Set task>
Write out each line in which the string "operations" is present.

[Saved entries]
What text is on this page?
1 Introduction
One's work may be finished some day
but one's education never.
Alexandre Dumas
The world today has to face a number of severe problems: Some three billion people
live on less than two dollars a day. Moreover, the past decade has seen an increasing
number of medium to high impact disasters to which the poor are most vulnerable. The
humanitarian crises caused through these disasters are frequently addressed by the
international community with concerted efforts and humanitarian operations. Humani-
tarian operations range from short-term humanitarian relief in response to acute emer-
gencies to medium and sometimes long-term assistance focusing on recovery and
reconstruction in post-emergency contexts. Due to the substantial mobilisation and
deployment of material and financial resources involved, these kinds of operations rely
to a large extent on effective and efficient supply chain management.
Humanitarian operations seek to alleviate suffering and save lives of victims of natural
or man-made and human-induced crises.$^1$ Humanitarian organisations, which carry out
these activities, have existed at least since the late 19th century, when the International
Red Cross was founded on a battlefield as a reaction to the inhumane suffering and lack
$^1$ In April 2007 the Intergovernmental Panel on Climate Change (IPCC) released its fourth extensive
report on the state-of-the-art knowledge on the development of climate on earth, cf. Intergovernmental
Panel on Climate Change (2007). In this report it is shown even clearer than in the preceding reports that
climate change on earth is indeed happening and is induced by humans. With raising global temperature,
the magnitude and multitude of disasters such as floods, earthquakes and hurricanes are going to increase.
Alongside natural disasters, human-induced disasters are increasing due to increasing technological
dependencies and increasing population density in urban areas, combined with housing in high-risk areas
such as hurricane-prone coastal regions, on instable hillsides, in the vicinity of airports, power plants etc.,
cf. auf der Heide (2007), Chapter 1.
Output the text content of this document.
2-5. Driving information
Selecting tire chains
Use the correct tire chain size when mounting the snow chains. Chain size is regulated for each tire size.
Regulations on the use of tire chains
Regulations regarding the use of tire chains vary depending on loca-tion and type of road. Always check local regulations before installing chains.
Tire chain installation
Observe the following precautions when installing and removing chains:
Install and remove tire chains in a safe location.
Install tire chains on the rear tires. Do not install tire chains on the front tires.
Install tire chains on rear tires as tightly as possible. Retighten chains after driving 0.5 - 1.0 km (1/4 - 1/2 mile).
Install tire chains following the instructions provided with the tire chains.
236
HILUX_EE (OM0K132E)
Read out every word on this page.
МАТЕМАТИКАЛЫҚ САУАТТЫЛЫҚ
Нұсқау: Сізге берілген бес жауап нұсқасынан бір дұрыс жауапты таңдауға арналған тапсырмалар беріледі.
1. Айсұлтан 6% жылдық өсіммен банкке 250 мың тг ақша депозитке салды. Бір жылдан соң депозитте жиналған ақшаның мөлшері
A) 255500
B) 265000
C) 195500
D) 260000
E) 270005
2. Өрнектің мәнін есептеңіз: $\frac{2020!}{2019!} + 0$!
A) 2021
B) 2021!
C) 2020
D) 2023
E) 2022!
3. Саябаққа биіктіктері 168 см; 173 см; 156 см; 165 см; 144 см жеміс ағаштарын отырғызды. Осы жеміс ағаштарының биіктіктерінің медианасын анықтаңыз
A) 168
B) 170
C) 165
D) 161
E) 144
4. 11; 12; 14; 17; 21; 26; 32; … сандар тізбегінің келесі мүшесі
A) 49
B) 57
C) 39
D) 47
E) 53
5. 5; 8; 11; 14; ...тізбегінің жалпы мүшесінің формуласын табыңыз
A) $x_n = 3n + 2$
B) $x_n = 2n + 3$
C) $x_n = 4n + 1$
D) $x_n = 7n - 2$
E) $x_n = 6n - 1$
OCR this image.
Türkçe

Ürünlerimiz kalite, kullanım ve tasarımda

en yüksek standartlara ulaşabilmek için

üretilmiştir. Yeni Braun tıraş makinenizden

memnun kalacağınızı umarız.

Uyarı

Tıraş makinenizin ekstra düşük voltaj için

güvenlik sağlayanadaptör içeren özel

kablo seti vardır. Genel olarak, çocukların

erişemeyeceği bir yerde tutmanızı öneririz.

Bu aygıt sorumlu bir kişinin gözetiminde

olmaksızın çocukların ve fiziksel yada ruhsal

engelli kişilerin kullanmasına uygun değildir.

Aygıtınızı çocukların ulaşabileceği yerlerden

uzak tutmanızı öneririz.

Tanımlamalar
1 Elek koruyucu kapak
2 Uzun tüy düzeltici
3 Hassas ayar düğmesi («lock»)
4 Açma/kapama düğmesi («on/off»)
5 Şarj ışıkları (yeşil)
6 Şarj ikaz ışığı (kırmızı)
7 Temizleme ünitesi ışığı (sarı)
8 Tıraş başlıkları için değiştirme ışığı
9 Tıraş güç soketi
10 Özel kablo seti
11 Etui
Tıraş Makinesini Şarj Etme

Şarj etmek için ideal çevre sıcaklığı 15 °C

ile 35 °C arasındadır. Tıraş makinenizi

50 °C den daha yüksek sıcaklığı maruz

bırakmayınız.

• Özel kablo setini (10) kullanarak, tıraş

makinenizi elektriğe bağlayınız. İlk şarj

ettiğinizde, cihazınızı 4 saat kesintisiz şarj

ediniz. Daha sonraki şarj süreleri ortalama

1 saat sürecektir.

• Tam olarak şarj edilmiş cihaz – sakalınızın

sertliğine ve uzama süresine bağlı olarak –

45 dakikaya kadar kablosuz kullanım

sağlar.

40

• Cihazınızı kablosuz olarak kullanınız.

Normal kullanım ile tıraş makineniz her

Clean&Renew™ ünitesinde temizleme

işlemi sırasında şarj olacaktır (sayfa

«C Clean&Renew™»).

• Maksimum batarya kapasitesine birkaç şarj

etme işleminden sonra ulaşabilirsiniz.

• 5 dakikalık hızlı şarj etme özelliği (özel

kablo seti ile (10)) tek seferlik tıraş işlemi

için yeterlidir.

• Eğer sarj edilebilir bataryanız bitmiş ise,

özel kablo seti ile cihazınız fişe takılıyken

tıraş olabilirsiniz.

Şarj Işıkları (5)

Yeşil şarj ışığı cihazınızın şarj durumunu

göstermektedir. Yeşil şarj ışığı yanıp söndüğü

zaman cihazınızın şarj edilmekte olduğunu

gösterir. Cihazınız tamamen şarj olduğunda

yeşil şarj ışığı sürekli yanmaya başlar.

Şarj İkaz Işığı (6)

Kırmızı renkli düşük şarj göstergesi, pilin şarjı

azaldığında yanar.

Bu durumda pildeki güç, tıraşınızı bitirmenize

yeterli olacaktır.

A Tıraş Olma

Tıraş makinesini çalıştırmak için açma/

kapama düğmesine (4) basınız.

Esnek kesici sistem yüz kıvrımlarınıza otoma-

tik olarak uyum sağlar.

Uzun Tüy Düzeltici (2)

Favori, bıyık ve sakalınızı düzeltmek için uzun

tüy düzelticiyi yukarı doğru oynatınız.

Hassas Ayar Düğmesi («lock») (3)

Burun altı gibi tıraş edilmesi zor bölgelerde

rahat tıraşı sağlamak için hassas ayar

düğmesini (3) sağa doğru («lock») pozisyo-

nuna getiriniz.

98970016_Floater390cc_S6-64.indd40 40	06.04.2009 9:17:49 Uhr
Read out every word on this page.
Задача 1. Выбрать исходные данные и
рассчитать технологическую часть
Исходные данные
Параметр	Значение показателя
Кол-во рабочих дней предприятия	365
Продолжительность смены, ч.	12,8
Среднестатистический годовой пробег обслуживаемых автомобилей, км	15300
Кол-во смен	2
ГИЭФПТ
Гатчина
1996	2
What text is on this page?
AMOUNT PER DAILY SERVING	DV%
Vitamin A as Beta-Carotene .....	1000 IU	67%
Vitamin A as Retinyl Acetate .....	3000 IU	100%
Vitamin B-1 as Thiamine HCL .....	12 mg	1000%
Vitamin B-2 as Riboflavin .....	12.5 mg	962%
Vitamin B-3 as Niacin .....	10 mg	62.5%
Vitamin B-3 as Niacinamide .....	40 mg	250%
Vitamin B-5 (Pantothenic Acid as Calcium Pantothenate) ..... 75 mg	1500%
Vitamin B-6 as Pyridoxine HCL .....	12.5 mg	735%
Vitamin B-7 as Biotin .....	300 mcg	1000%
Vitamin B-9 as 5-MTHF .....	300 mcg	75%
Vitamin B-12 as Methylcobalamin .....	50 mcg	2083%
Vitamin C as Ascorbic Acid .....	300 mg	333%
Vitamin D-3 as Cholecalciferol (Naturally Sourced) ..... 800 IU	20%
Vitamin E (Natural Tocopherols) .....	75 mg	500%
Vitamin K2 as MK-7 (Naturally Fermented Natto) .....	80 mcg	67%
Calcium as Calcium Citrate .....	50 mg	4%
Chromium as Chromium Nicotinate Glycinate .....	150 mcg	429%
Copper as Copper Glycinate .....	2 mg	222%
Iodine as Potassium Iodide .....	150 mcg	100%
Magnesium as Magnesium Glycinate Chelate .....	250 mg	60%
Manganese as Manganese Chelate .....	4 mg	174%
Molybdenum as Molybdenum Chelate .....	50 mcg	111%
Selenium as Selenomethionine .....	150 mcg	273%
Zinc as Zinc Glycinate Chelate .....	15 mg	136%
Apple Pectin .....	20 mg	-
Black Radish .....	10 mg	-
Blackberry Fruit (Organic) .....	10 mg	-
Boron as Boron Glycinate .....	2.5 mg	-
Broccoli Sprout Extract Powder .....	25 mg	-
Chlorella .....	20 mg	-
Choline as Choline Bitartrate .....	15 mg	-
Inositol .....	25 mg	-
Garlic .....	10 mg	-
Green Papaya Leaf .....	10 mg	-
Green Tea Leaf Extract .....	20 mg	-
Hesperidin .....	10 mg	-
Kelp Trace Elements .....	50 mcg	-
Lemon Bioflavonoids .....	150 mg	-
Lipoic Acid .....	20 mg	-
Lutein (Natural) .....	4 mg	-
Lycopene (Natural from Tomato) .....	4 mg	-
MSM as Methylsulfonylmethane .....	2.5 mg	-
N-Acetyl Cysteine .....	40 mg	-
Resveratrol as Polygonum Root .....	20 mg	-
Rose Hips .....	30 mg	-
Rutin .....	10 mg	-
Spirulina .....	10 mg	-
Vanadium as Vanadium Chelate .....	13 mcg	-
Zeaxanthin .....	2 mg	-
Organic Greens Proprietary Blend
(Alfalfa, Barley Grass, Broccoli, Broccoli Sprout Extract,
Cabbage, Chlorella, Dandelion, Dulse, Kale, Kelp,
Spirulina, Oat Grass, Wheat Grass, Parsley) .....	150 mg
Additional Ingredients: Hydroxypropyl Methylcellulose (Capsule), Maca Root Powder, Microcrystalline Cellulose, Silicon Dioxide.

Output>
international community with concerted efforts and humanitarian operations. Humani-
tarian operations range from short-term humanitarian relief in response to acute emer-
deployment of material and financial resources involved, these kinds of operations rely
Humanitarian operations seek to alleviate suffering and save lives of victims of natural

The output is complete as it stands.